### Materials provided
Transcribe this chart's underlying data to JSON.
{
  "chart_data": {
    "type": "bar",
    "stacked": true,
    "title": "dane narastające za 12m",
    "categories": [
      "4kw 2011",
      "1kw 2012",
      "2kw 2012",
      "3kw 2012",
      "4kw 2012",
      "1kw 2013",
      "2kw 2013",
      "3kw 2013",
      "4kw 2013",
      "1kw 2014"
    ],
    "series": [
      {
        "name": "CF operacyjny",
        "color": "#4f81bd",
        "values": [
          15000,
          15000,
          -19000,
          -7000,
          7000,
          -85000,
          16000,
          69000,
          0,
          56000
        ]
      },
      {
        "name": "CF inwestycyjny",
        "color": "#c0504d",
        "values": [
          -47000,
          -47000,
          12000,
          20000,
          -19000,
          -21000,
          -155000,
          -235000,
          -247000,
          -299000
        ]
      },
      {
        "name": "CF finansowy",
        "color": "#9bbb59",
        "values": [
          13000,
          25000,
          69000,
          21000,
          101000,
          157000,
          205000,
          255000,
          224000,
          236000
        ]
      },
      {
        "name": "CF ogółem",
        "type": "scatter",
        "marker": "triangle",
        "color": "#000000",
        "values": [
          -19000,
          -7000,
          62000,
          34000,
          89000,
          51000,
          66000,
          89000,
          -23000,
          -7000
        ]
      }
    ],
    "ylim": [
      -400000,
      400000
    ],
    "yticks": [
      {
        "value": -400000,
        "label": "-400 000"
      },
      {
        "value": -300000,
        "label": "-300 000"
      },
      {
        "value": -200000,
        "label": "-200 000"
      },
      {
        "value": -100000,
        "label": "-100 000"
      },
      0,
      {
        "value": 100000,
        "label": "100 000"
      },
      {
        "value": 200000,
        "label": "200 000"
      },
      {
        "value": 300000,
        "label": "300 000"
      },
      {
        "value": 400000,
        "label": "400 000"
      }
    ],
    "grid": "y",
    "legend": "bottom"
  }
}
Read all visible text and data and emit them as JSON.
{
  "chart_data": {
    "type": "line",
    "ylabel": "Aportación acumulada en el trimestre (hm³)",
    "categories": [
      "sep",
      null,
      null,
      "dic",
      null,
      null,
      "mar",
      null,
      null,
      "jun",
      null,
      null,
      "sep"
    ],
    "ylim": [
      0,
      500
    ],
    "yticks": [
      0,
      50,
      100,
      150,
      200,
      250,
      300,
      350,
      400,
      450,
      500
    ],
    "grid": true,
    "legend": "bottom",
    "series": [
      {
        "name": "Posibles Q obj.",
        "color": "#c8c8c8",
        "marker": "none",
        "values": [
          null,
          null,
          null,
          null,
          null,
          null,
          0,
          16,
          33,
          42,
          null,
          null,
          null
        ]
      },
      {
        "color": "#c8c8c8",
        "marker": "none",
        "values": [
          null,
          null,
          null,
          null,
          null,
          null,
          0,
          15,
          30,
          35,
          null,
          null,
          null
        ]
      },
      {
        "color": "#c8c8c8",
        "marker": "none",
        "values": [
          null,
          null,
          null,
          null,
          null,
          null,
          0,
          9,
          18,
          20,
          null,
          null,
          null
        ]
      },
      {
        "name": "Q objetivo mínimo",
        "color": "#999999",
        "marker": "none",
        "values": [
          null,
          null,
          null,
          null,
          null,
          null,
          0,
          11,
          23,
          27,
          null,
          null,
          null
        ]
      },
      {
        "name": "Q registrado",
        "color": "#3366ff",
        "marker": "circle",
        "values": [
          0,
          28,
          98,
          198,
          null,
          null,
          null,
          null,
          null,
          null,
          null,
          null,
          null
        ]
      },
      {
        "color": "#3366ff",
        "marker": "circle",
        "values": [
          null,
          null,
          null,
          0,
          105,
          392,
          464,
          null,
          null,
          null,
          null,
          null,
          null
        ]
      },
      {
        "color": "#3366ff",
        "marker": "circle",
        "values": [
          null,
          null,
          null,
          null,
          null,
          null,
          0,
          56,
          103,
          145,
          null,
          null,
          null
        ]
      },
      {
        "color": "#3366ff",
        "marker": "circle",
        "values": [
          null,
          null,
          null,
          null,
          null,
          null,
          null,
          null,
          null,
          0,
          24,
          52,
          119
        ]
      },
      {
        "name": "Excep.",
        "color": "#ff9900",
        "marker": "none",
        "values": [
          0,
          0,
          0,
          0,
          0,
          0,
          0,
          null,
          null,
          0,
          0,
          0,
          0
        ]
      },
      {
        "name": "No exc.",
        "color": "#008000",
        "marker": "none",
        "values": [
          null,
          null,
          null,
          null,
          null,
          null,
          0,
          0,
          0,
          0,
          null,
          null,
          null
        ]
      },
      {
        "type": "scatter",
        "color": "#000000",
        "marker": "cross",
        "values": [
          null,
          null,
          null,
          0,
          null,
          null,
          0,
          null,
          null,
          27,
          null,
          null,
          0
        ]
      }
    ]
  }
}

### Your objective
Every line that holds the word "JSON" counts once; state the total number of such lines and nothing else.

### Output below
2